§ TASK TO CARRY OUT
Retype the records below word for word and omit any image.

§ DATASET EXTRACT
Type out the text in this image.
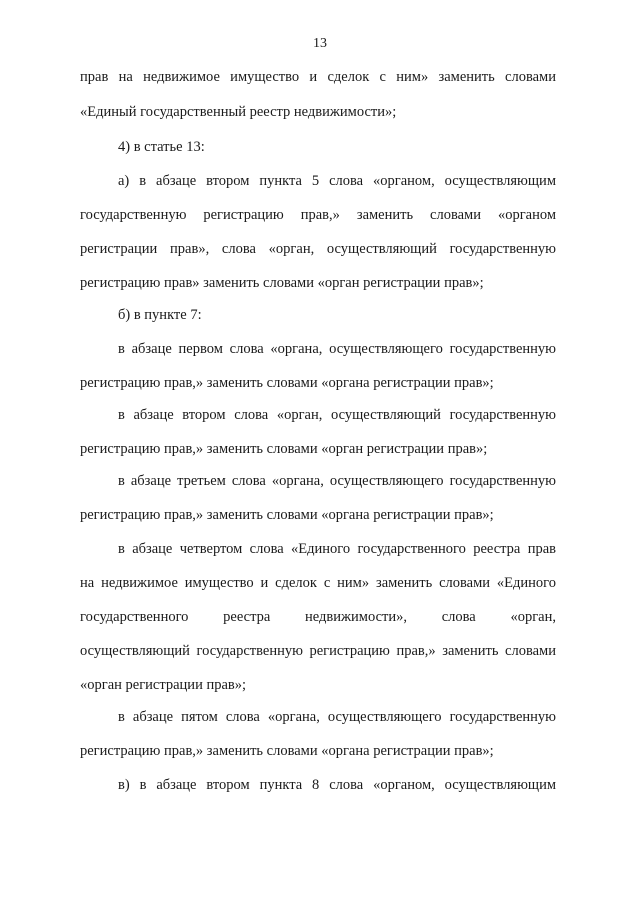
13
прав на недвижимое имущество и сделок с ним» заменить словами
«Единый государственный реестр недвижимости»;
4) в статье 13:
а) в абзаце втором пункта 5 слова «органом, осуществляющим
государственную регистрацию прав,» заменить словами «органом
регистрации прав», слова «орган, осуществляющий государственную
регистрацию прав» заменить словами «орган регистрации прав»;
б) в пункте 7:
в абзаце первом слова «органа, осуществляющего государственную
регистрацию прав,» заменить словами «органа регистрации прав»;
в абзаце втором слова «орган, осуществляющий государственную
регистрацию прав,» заменить словами «орган регистрации прав»;
в абзаце третьем слова «органа, осуществляющего государственную
регистрацию прав,» заменить словами «органа регистрации прав»;
в абзаце четвертом слова «Единого государственного реестра прав
на недвижимое имущество и сделок с ним» заменить словами «Единого
государственного реестра недвижимости», слова «орган,
осуществляющий государственную регистрацию прав,» заменить словами
«орган регистрации прав»;
в абзаце пятом слова «органа, осуществляющего государственную
регистрацию прав,» заменить словами «органа регистрации прав»;
в) в абзаце втором пункта 8 слова «органом, осуществляющим
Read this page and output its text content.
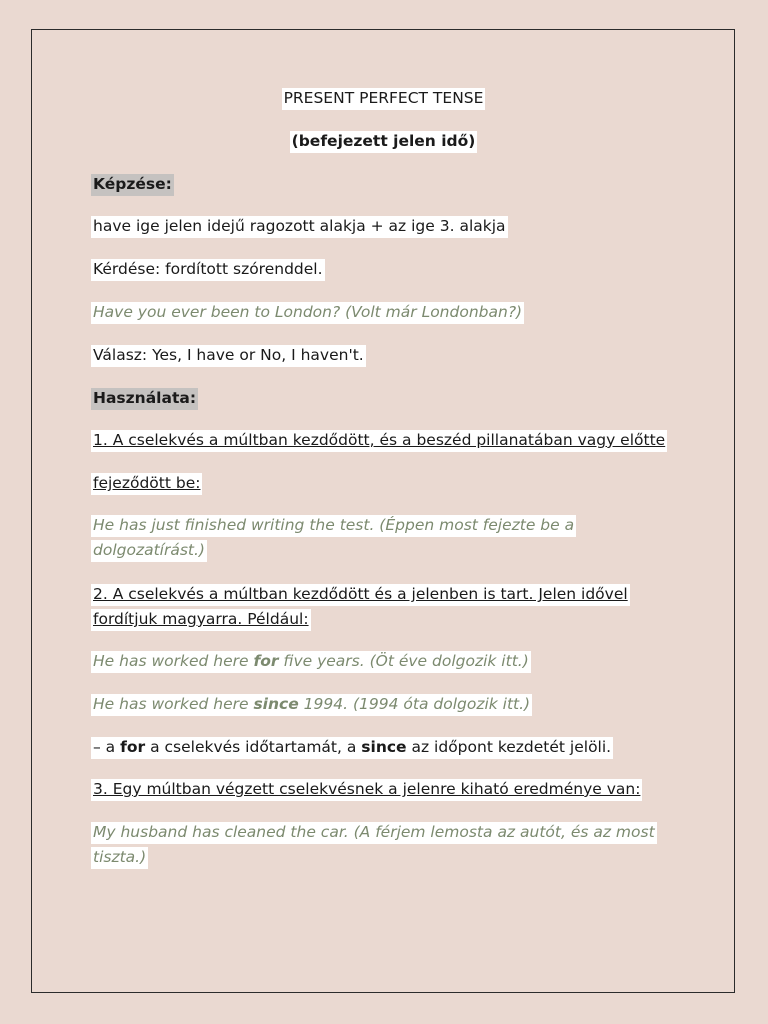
PRESENT PERFECT TENSE
(befejezett jelen idő)
Képzése:
have ige jelen idejű ragozott alakja + az ige 3. alakja
Kérdése: fordított szórenddel.
Have you ever been to London? (Volt már Londonban?)
Válasz: Yes, I have or No, I haven't.
Használata:
1. A cselekvés a múltban kezdődött, és a beszéd pillanatában vagy előtte
fejeződött be:
He has just finished writing the test. (Éppen most fejezte be a dolgozatírást.)
2. A cselekvés a múltban kezdődött és a jelenben is tart. Jelen idővel fordítjuk magyarra. Például:
He has worked here for five years. (Öt éve dolgozik itt.)
He has worked here since 1994. (1994 óta dolgozik itt.)
– a for a cselekvés időtartamát, a since az időpont kezdetét jelöli.
3. Egy múltban végzett cselekvésnek a jelenre kiható eredménye van:
My husband has cleaned the car. (A férjem lemosta az autót, és az most tiszta.)
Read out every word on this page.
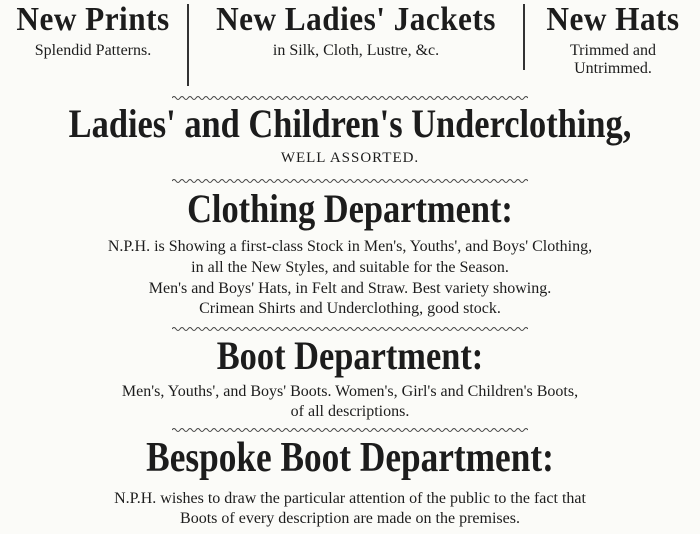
New Prints
Splendid Patterns.
New Ladies' Jackets
in Silk, Cloth, Lustre, &c.
New Hats
Trimmed and
Untrimmed.
Ladies' and Children's Underclothing,
WELL ASSORTED.
Clothing Department:
N.P.H. is Showing a first-class Stock in Men's, Youths', and Boys' Clothing,
in all the New Styles, and suitable for the Season.
Men's and Boys' Hats, in Felt and Straw. Best variety showing.
Crimean Shirts and Underclothing, good stock.
Boot Department:
Men's, Youths', and Boys' Boots. Women's, Girl's and Children's Boots,
of all descriptions.
Bespoke Boot Department:
N.P.H. wishes to draw the particular attention of the public to the fact that
Boots of every description are made on the premises.
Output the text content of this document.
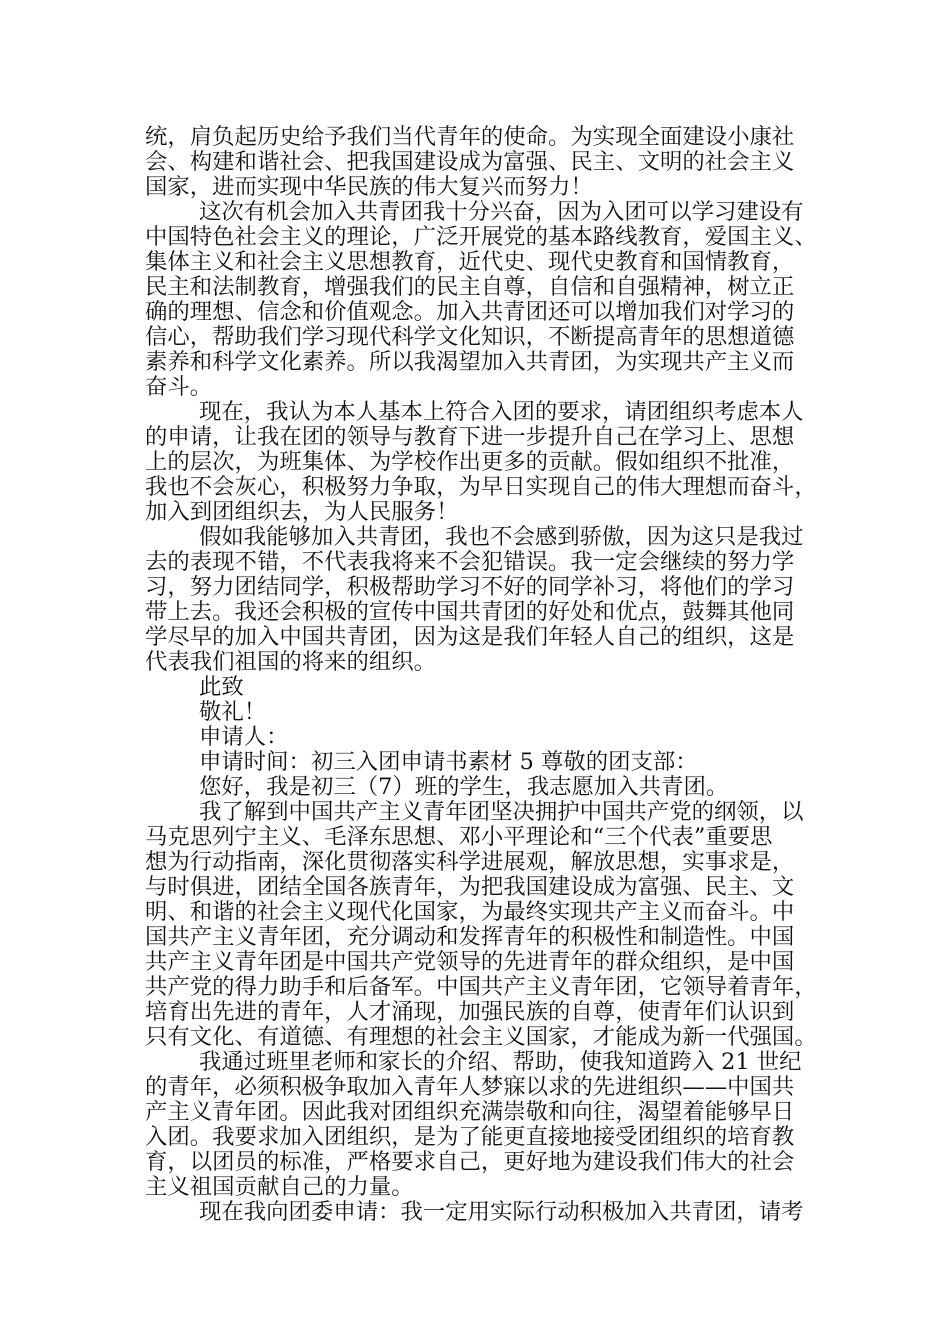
统，肩负起历史给予我们当代青年的使命。为实现全面建设小康社
会、构建和谐社会、把我国建设成为富强、民主、文明的社会主义
国家，进而实现中华民族的伟大复兴而努力！
这次有机会加入共青团我十分兴奋，因为入团可以学习建设有
中国特色社会主义的理论，广泛开展党的基本路线教育，爱国主义、
集体主义和社会主义思想教育，近代史、现代史教育和国情教育，
民主和法制教育，增强我们的民主自尊，自信和自强精神，树立正
确的理想、信念和价值观念。加入共青团还可以增加我们对学习的
信心，帮助我们学习现代科学文化知识，不断提高青年的思想道德
素养和科学文化素养。所以我渴望加入共青团，为实现共产主义而
奋斗。
现在，我认为本人基本上符合入团的要求，请团组织考虑本人
的申请，让我在团的领导与教育下进一步提升自己在学习上、思想
上的层次，为班集体、为学校作出更多的贡献。假如组织不批准，
我也不会灰心，积极努力争取，为早日实现自己的伟大理想而奋斗，
加入到团组织去，为人民服务！
假如我能够加入共青团，我也不会感到骄傲，因为这只是我过
去的表现不错，不代表我将来不会犯错误。我一定会继续的努力学
习，努力团结同学，积极帮助学习不好的同学补习，将他们的学习
带上去。我还会积极的宣传中国共青团的好处和优点，鼓舞其他同
学尽早的加入中国共青团，因为这是我们年轻人自己的组织，这是
代表我们祖国的将来的组织。
此致
敬礼！
申请人：
申请时间：初三入团申请书素材 5 尊敬的团支部：
您好，我是初三（7）班的学生，我志愿加入共青团。
我了解到中国共产主义青年团坚决拥护中国共产党的纲领，以
马克思列宁主义、毛泽东思想、邓小平理论和“三个代表”重要思
想为行动指南，深化贯彻落实科学进展观，解放思想，实事求是，
与时俱进，团结全国各族青年，为把我国建设成为富强、民主、文
明、和谐的社会主义现代化国家，为最终实现共产主义而奋斗。中
国共产主义青年团，充分调动和发挥青年的积极性和制造性。中国
共产主义青年团是中国共产党领导的先进青年的群众组织，是中国
共产党的得力助手和后备军。中国共产主义青年团，它领导着青年，
培育出先进的青年，人才涌现，加强民族的自尊，使青年们认识到
只有文化、有道德、有理想的社会主义国家，才能成为新一代强国。
我通过班里老师和家长的介绍、帮助，使我知道跨入 21 世纪
的青年，必须积极争取加入青年人梦寐以求的先进组织——中国共
产主义青年团。因此我对团组织充满崇敬和向往，渴望着能够早日
入团。我要求加入团组织，是为了能更直接地接受团组织的培育教
育，以团员的标准，严格要求自己，更好地为建设我们伟大的社会
主义祖国贡献自己的力量。
现在我向团委申请：我一定用实际行动积极加入共青团，请考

§ ANSWER IN FULL
Type out the text in this image.
13
прав на недвижимое имущество и сделок с ним» заменить словами
«Единый государственный реестр недвижимости»;
4) в статье 13:
а) в абзаце втором пункта 5 слова «органом, осуществляющим
государственную регистрацию прав,» заменить словами «органом
регистрации прав», слова «орган, осуществляющий государственную
регистрацию прав» заменить словами «орган регистрации прав»;
б) в пункте 7:
в абзаце первом слова «органа, осуществляющего государственную
регистрацию прав,» заменить словами «органа регистрации прав»;
в абзаце втором слова «орган, осуществляющий государственную
регистрацию прав,» заменить словами «орган регистрации прав»;
в абзаце третьем слова «органа, осуществляющего государственную
регистрацию прав,» заменить словами «органа регистрации прав»;
в абзаце четвертом слова «Единого государственного реестра прав
на недвижимое имущество и сделок с ним» заменить словами «Единого
государственного реестра недвижимости», слова «орган,
осуществляющий государственную регистрацию прав,» заменить словами
«орган регистрации прав»;
в абзаце пятом слова «органа, осуществляющего государственную
регистрацию прав,» заменить словами «органа регистрации прав»;
в) в абзаце втором пункта 8 слова «органом, осуществляющим
Read this page and output its text content.
PRESENT PERFECT TENSE
(befejezett jelen idő)
Képzése:
have ige jelen idejű ragozott alakja + az ige 3. alakja
Kérdése: fordított szórenddel.
Have you ever been to London? (Volt már Londonban?)
Válasz: Yes, I have or No, I haven't.
Használata:
1. A cselekvés a múltban kezdődött, és a beszéd pillanatában vagy előtte
fejeződött be:
He has just finished writing the test. (Éppen most fejezte be a dolgozatírást.)
2. A cselekvés a múltban kezdődött és a jelenben is tart. Jelen idővel fordítjuk magyarra. Például:
He has worked here for five years. (Öt éve dolgozik itt.)
He has worked here since 1994. (1994 óta dolgozik itt.)
– a for a cselekvés időtartamát, a since az időpont kezdetét jelöli.
3. Egy múltban végzett cselekvésnek a jelenre kiható eredménye van:
My husband has cleaned the car. (A férjem lemosta az autót, és az most tiszta.)
Read out every word on this page.
New Prints
Splendid Patterns.
New Ladies' Jackets
in Silk, Cloth, Lustre, &c.
New Hats
Trimmed and
Untrimmed.
Ladies' and Children's Underclothing,
WELL ASSORTED.
Clothing Department:
N.P.H. is Showing a first-class Stock in Men's, Youths', and Boys' Clothing,
in all the New Styles, and suitable for the Season.
Men's and Boys' Hats, in Felt and Straw. Best variety showing.
Crimean Shirts and Underclothing, good stock.
Boot Department:
Men's, Youths', and Boys' Boots. Women's, Girl's and Children's Boots,
of all descriptions.
Bespoke Boot Department:
N.P.H. wishes to draw the particular attention of the public to the fact that
Boots of every description are made on the premises.
Output the text content of this document.
统，肩负起历史给予我们当代青年的使命。为实现全面建设小康社
会、构建和谐社会、把我国建设成为富强、民主、文明的社会主义
国家，进而实现中华民族的伟大复兴而努力！
这次有机会加入共青团我十分兴奋，因为入团可以学习建设有
中国特色社会主义的理论，广泛开展党的基本路线教育，爱国主义、
集体主义和社会主义思想教育，近代史、现代史教育和国情教育，
民主和法制教育，增强我们的民主自尊，自信和自强精神，树立正
确的理想、信念和价值观念。加入共青团还可以增加我们对学习的
信心，帮助我们学习现代科学文化知识，不断提高青年的思想道德
素养和科学文化素养。所以我渴望加入共青团，为实现共产主义而
奋斗。
现在，我认为本人基本上符合入团的要求，请团组织考虑本人
的申请，让我在团的领导与教育下进一步提升自己在学习上、思想
上的层次，为班集体、为学校作出更多的贡献。假如组织不批准，
我也不会灰心，积极努力争取，为早日实现自己的伟大理想而奋斗，
加入到团组织去，为人民服务！
假如我能够加入共青团，我也不会感到骄傲，因为这只是我过
去的表现不错，不代表我将来不会犯错误。我一定会继续的努力学
习，努力团结同学，积极帮助学习不好的同学补习，将他们的学习
带上去。我还会积极的宣传中国共青团的好处和优点，鼓舞其他同
学尽早的加入中国共青团，因为这是我们年轻人自己的组织，这是
代表我们祖国的将来的组织。
此致
敬礼！
申请人：
申请时间：初三入团申请书素材 5 尊敬的团支部：
您好，我是初三（7）班的学生，我志愿加入共青团。
我了解到中国共产主义青年团坚决拥护中国共产党的纲领，以
马克思列宁主义、毛泽东思想、邓小平理论和“三个代表”重要思
想为行动指南，深化贯彻落实科学进展观，解放思想，实事求是，
与时俱进，团结全国各族青年，为把我国建设成为富强、民主、文
明、和谐的社会主义现代化国家，为最终实现共产主义而奋斗。中
国共产主义青年团，充分调动和发挥青年的积极性和制造性。中国
共产主义青年团是中国共产党领导的先进青年的群众组织，是中国
共产党的得力助手和后备军。中国共产主义青年团，它领导着青年，
培育出先进的青年，人才涌现，加强民族的自尊，使青年们认识到
只有文化、有道德、有理想的社会主义国家，才能成为新一代强国。
我通过班里老师和家长的介绍、帮助，使我知道跨入 21 世纪
的青年，必须积极争取加入青年人梦寐以求的先进组织——中国共
产主义青年团。因此我对团组织充满崇敬和向往，渴望着能够早日
入团。我要求加入团组织，是为了能更直接地接受团组织的培育教
育，以团员的标准，严格要求自己，更好地为建设我们伟大的社会
主义祖国贡献自己的力量。
现在我向团委申请：我一定用实际行动积极加入共青团，请考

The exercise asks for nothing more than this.